> _Instructions to follow_:
Write out the records that appear below, verbatim and complete, but without pictures.

⁂

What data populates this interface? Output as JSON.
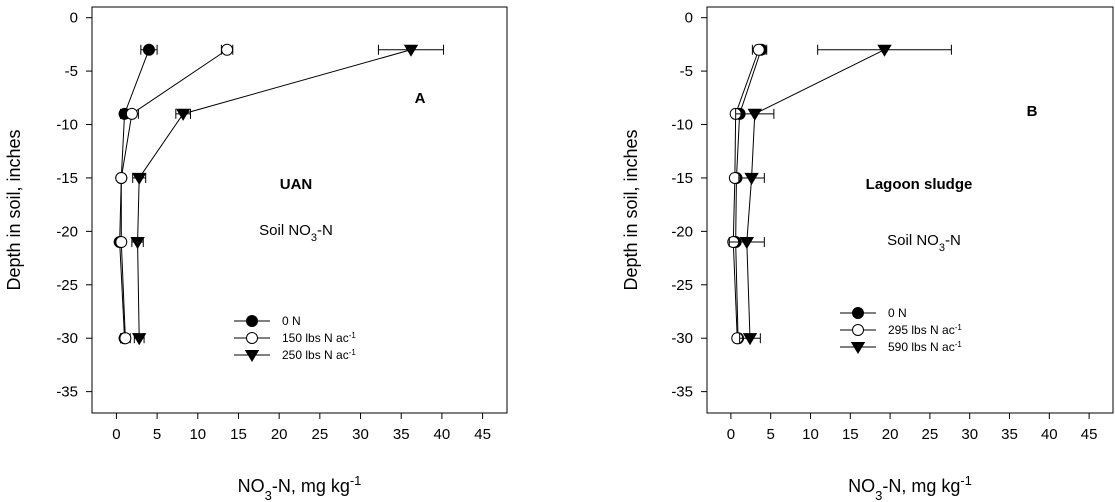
{
  "chart_data": [
    {
      "type": "line",
      "panel_label": "A",
      "annotation_title": "UAN",
      "annotation_text": {
        "pre": "Soil NO",
        "sub": "3",
        "post": "-N"
      },
      "xlabel": {
        "pre": "NO",
        "sub": "3",
        "mid": "-N, mg kg",
        "sup": "-1"
      },
      "ylabel": "Depth in soil, inches",
      "xlim": [
        -3,
        48
      ],
      "ylim": [
        -37,
        1
      ],
      "xticks": [
        0,
        5,
        10,
        15,
        20,
        25,
        30,
        35,
        40,
        45
      ],
      "yticks": [
        0,
        -5,
        -10,
        -15,
        -20,
        -25,
        -30,
        -35
      ],
      "legend_position": "lower-center",
      "series": [
        {
          "name": "0 N",
          "marker": "filled-circle",
          "x": [
            4.0,
            1.0,
            0.6,
            0.4,
            1.0
          ],
          "y": [
            -3,
            -9,
            -15,
            -21,
            -30
          ],
          "xerr": [
            1.0,
            0.5,
            0.3,
            0.3,
            0.4
          ]
        },
        {
          "name": {
            "pre": "150 lbs N ac",
            "sup": "-1"
          },
          "marker": "open-circle",
          "x": [
            13.6,
            1.9,
            0.6,
            0.6,
            1.1
          ],
          "y": [
            -3,
            -9,
            -15,
            -21,
            -30
          ],
          "xerr": [
            0.7,
            0.8,
            0.4,
            0.4,
            0.6
          ]
        },
        {
          "name": {
            "pre": "250 lbs N ac",
            "sup": "-1"
          },
          "marker": "filled-triangle-down",
          "x": [
            36.2,
            8.2,
            2.8,
            2.6,
            2.8
          ],
          "y": [
            -3,
            -9,
            -15,
            -21,
            -30
          ],
          "xerr": [
            4.0,
            0.9,
            0.8,
            0.7,
            0.6
          ]
        }
      ]
    },
    {
      "type": "line",
      "panel_label": "B",
      "annotation_title": "Lagoon sludge",
      "annotation_text": {
        "pre": "Soil NO",
        "sub": "3",
        "post": "-N"
      },
      "xlabel": {
        "pre": "NO",
        "sub": "3",
        "mid": "-N, mg kg",
        "sup": "-1"
      },
      "ylabel": "Depth in soil, inches",
      "xlim": [
        -3,
        48
      ],
      "ylim": [
        -37,
        1
      ],
      "xticks": [
        0,
        5,
        10,
        15,
        20,
        25,
        30,
        35,
        40,
        45
      ],
      "yticks": [
        0,
        -5,
        -10,
        -15,
        -20,
        -25,
        -30,
        -35
      ],
      "legend_position": "lower-left",
      "series": [
        {
          "name": "0 N",
          "marker": "filled-circle",
          "x": [
            3.8,
            1.1,
            0.7,
            0.6,
            0.9
          ],
          "y": [
            -3,
            -9,
            -15,
            -21,
            -30
          ],
          "xerr": [
            0.7,
            0.4,
            0.3,
            0.3,
            0.4
          ]
        },
        {
          "name": {
            "pre": "295 lbs N ac",
            "sup": "-1"
          },
          "marker": "open-circle",
          "x": [
            3.5,
            0.6,
            0.5,
            0.3,
            0.8
          ],
          "y": [
            -3,
            -9,
            -15,
            -21,
            -30
          ],
          "xerr": [
            0.8,
            0.4,
            0.3,
            0.3,
            0.4
          ]
        },
        {
          "name": {
            "pre": "590 lbs N ac",
            "sup": "-1"
          },
          "marker": "filled-triangle-down",
          "x": [
            19.3,
            3.0,
            2.6,
            2.0,
            2.4
          ],
          "y": [
            -3,
            -9,
            -15,
            -21,
            -30
          ],
          "xerr": [
            8.4,
            2.4,
            1.6,
            2.2,
            1.3
          ]
        }
      ]
    }
  ]
}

⁂

> _Complete response_:
What data populates this interface? Output as JSON.
{
  "chart_data": [
    {
      "type": "line",
      "panel_label": "A",
      "annotation_title": "UAN",
      "annotation_text": {
        "pre": "Soil NO",
        "sub": "3",
        "post": "-N"
      },
      "xlabel": {
        "pre": "NO",
        "sub": "3",
        "mid": "-N, mg kg",
        "sup": "-1"
      },
      "ylabel": "Depth in soil, inches",
      "xlim": [
        -3,
        48
      ],
      "ylim": [
        -37,
        1
      ],
      "xticks": [
        0,
        5,
        10,
        15,
        20,
        25,
        30,
        35,
        40,
        45
      ],
      "yticks": [
        0,
        -5,
        -10,
        -15,
        -20,
        -25,
        -30,
        -35
      ],
      "legend_position": "lower-center",
      "series": [
        {
          "name": "0 N",
          "marker": "filled-circle",
          "x": [
            4.0,
            1.0,
            0.6,
            0.4,
            1.0
          ],
          "y": [
            -3,
            -9,
            -15,
            -21,
            -30
          ],
          "xerr": [
            1.0,
            0.5,
            0.3,
            0.3,
            0.4
          ]
        },
        {
          "name": {
            "pre": "150 lbs N ac",
            "sup": "-1"
          },
          "marker": "open-circle",
          "x": [
            13.6,
            1.9,
            0.6,
            0.6,
            1.1
          ],
          "y": [
            -3,
            -9,
            -15,
            -21,
            -30
          ],
          "xerr": [
            0.7,
            0.8,
            0.4,
            0.4,
            0.6
          ]
        },
        {
          "name": {
            "pre": "250 lbs N ac",
            "sup": "-1"
          },
          "marker": "filled-triangle-down",
          "x": [
            36.2,
            8.2,
            2.8,
            2.6,
            2.8
          ],
          "y": [
            -3,
            -9,
            -15,
            -21,
            -30
          ],
          "xerr": [
            4.0,
            0.9,
            0.8,
            0.7,
            0.6
          ]
        }
      ]
    },
    {
      "type": "line",
      "panel_label": "B",
      "annotation_title": "Lagoon sludge",
      "annotation_text": {
        "pre": "Soil NO",
        "sub": "3",
        "post": "-N"
      },
      "xlabel": {
        "pre": "NO",
        "sub": "3",
        "mid": "-N, mg kg",
        "sup": "-1"
      },
      "ylabel": "Depth in soil, inches",
      "xlim": [
        -3,
        48
      ],
      "ylim": [
        -37,
        1
      ],
      "xticks": [
        0,
        5,
        10,
        15,
        20,
        25,
        30,
        35,
        40,
        45
      ],
      "yticks": [
        0,
        -5,
        -10,
        -15,
        -20,
        -25,
        -30,
        -35
      ],
      "legend_position": "lower-left",
      "series": [
        {
          "name": "0 N",
          "marker": "filled-circle",
          "x": [
            3.8,
            1.1,
            0.7,
            0.6,
            0.9
          ],
          "y": [
            -3,
            -9,
            -15,
            -21,
            -30
          ],
          "xerr": [
            0.7,
            0.4,
            0.3,
            0.3,
            0.4
          ]
        },
        {
          "name": {
            "pre": "295 lbs N ac",
            "sup": "-1"
          },
          "marker": "open-circle",
          "x": [
            3.5,
            0.6,
            0.5,
            0.3,
            0.8
          ],
          "y": [
            -3,
            -9,
            -15,
            -21,
            -30
          ],
          "xerr": [
            0.8,
            0.4,
            0.3,
            0.3,
            0.4
          ]
        },
        {
          "name": {
            "pre": "590 lbs N ac",
            "sup": "-1"
          },
          "marker": "filled-triangle-down",
          "x": [
            19.3,
            3.0,
            2.6,
            2.0,
            2.4
          ],
          "y": [
            -3,
            -9,
            -15,
            -21,
            -30
          ],
          "xerr": [
            8.4,
            2.4,
            1.6,
            2.2,
            1.3
          ]
        }
      ]
    }
  ]
}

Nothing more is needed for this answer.